• **Exercise brief**: In the listing below, identify each line with the word "interface" and return those lines.

• **Entries**:
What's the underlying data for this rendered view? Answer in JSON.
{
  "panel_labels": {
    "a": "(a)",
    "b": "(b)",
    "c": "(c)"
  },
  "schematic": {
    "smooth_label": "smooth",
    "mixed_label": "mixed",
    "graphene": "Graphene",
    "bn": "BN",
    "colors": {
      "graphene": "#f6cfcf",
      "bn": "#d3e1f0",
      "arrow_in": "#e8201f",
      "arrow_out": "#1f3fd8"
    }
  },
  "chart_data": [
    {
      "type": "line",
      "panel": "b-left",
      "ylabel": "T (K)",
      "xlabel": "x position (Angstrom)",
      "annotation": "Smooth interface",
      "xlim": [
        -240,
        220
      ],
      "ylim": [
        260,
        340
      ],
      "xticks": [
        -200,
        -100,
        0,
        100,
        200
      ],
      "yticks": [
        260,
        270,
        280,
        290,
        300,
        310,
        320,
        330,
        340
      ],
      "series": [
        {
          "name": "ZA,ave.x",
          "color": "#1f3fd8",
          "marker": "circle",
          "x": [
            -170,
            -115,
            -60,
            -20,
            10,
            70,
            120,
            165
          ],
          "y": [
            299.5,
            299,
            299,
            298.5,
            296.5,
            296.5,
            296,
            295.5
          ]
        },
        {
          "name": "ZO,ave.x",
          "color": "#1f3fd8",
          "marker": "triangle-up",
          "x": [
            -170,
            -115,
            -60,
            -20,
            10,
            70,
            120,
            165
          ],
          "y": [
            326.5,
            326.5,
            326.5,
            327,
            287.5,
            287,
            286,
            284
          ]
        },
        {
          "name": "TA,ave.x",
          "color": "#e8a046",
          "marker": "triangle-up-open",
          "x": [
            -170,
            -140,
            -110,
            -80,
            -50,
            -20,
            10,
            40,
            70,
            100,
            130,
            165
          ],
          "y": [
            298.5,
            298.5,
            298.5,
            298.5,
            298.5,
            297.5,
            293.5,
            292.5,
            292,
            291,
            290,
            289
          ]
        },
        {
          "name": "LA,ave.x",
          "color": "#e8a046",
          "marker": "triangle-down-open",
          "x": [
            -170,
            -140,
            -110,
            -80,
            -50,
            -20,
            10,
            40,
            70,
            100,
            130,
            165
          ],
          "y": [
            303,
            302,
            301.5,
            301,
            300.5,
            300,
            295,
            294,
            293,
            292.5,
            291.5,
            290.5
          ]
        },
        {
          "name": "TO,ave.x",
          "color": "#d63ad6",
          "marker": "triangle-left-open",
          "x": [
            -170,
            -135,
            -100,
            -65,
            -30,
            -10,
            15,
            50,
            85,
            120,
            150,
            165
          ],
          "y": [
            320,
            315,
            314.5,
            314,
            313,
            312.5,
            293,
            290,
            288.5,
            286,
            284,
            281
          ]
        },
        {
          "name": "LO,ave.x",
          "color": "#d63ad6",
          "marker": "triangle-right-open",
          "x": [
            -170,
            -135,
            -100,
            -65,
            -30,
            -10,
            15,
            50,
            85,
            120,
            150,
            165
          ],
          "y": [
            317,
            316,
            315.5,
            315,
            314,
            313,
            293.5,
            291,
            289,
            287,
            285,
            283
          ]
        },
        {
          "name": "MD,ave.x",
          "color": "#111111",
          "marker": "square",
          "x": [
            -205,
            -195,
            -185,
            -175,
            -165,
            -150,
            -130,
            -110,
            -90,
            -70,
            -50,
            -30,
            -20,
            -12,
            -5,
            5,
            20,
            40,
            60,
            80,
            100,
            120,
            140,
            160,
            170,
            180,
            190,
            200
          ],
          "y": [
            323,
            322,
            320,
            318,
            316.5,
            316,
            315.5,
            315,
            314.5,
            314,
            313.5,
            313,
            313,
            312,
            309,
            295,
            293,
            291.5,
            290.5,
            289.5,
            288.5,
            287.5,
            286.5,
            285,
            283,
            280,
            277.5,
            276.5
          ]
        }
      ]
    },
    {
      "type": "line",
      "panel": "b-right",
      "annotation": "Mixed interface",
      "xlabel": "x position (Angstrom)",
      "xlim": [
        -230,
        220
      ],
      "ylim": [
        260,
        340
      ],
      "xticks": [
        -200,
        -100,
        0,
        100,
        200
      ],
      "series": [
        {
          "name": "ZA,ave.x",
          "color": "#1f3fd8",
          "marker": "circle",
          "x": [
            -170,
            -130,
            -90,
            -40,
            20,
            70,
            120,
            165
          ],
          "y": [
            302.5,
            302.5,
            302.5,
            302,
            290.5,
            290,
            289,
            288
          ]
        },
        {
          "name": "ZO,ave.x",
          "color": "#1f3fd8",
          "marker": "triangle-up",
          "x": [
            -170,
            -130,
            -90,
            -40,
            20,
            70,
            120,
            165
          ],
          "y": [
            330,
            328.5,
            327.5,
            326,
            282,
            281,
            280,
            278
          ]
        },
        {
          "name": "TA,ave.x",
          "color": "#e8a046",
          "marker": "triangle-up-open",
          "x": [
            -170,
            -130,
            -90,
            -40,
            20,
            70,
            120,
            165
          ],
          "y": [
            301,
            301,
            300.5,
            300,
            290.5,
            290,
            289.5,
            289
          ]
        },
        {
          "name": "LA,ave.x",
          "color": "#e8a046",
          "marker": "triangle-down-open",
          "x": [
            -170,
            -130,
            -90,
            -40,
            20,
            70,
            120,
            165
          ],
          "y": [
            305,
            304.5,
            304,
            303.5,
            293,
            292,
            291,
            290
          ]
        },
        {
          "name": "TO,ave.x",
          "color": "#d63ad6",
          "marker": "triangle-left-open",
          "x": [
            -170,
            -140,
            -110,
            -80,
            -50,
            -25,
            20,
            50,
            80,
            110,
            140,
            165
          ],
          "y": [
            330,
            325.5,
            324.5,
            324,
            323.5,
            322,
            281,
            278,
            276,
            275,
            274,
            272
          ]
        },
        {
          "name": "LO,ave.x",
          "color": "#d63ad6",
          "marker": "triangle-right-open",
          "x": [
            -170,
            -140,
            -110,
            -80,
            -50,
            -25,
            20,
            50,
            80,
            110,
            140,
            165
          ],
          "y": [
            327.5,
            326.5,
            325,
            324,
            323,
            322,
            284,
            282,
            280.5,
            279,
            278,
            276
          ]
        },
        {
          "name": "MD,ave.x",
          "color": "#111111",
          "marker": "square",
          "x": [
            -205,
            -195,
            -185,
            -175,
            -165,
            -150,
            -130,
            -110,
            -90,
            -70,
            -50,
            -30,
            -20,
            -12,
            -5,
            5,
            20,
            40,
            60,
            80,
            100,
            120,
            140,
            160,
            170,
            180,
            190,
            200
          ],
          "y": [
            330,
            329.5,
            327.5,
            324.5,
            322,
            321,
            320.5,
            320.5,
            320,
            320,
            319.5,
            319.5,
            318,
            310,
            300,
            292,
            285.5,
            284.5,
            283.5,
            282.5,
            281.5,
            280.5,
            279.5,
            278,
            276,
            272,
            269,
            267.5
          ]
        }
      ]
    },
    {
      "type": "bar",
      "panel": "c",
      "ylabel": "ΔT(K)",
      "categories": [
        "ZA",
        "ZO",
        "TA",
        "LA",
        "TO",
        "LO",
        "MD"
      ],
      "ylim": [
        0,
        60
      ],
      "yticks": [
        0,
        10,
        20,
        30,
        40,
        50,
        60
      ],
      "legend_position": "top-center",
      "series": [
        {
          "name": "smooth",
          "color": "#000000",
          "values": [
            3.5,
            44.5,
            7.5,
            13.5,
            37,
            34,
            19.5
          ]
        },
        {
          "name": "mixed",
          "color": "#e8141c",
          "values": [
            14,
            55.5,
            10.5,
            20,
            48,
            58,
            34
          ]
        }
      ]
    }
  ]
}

• **Output below**:
      "annotation": "Smooth interface",
      "annotation": "Mixed interface",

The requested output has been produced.